▶ _EXERCISE PROMPT_: When copying the records below, omit any image and print everything else exactly.

'''

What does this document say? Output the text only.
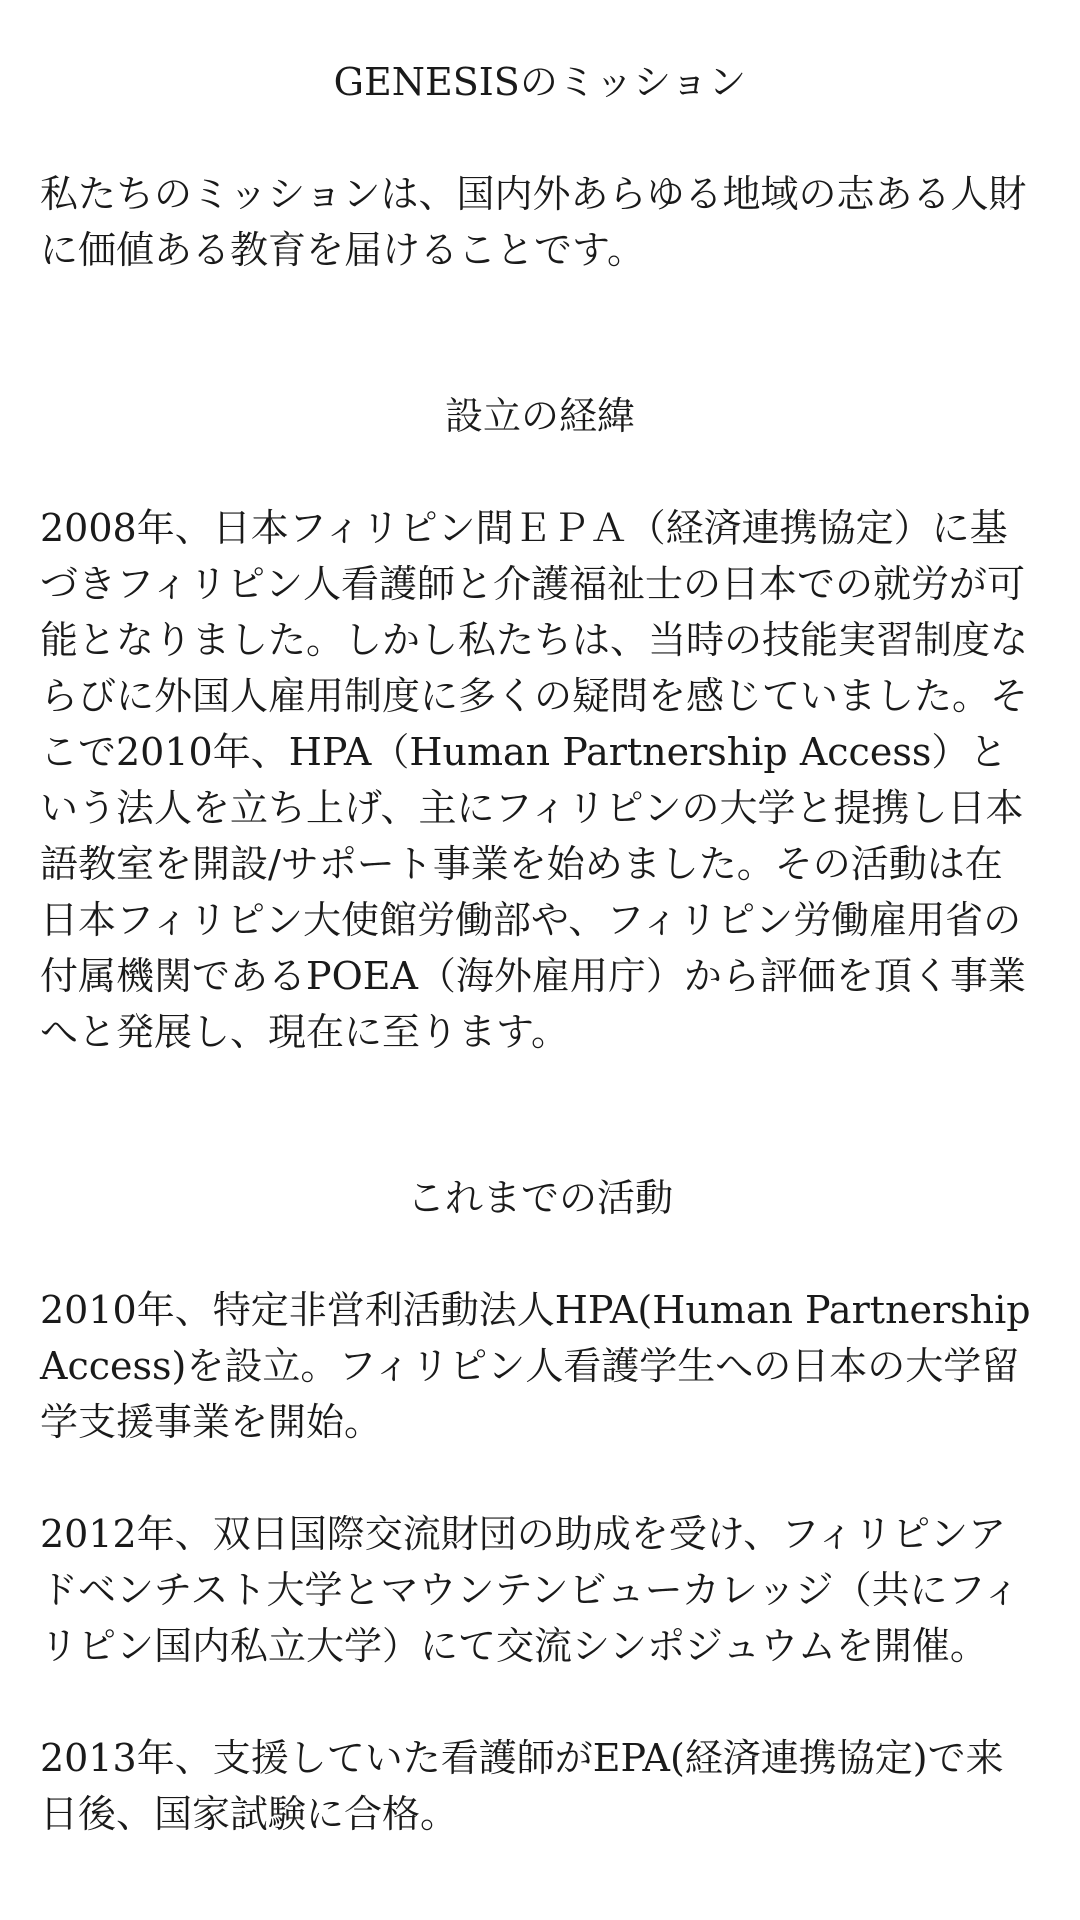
GENESISのミッション

私たちのミッションは、国内外あらゆる地域の志ある人財に価値ある教育を届けることです。

設立の経緯

2008年、日本フィリピン間ＥＰＡ（経済連携協定）に基づきフィリピン人看護師と介護福祉士の日本での就労が可能となりました。しかし私たちは、当時の技能実習制度ならびに外国人雇用制度に多くの疑問を感じていました。そこで2010年、HPA（Human Partnership Access）という法人を立ち上げ、主にフィリピンの大学と提携し日本語教室を開設/サポート事業を始めました。その活動は在日本フィリピン大使館労働部や、フィリピン労働雇用省の付属機関であるPOEA（海外雇用庁）から評価を頂く事業へと発展し、現在に至ります。

これまでの活動

2010年、特定非営利活動法人HPA(Human Partnership Access)を設立。フィリピン人看護学生への日本の大学留学支援事業を開始。

2012年、双日国際交流財団の助成を受け、フィリピンアドベンチスト大学とマウンテンビューカレッジ（共にフィリピン国内私立大学）にて交流シンポジュウムを開催。

2013年、支援していた看護師がEPA(経済連携協定)で来日後、国家試験に合格。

'''

▶ _OUTPUT FOR THIS EXERCISE_:
What does this document say? Output the text only.
GENESISのミッション

私たちのミッションは、国内外あらゆる地域の志ある人財に価値ある教育を届けることです。

設立の経緯

2008年、日本フィリピン間ＥＰＡ（経済連携協定）に基づきフィリピン人看護師と介護福祉士の日本での就労が可能となりました。しかし私たちは、当時の技能実習制度ならびに外国人雇用制度に多くの疑問を感じていました。そこで2010年、HPA（Human Partnership Access）という法人を立ち上げ、主にフィリピンの大学と提携し日本語教室を開設/サポート事業を始めました。その活動は在日本フィリピン大使館労働部や、フィリピン労働雇用省の付属機関であるPOEA（海外雇用庁）から評価を頂く事業へと発展し、現在に至ります。

これまでの活動

2010年、特定非営利活動法人HPA(Human Partnership Access)を設立。フィリピン人看護学生への日本の大学留学支援事業を開始。

2012年、双日国際交流財団の助成を受け、フィリピンアドベンチスト大学とマウンテンビューカレッジ（共にフィリピン国内私立大学）にて交流シンポジュウムを開催。

2013年、支援していた看護師がEPA(経済連携協定)で来日後、国家試験に合格。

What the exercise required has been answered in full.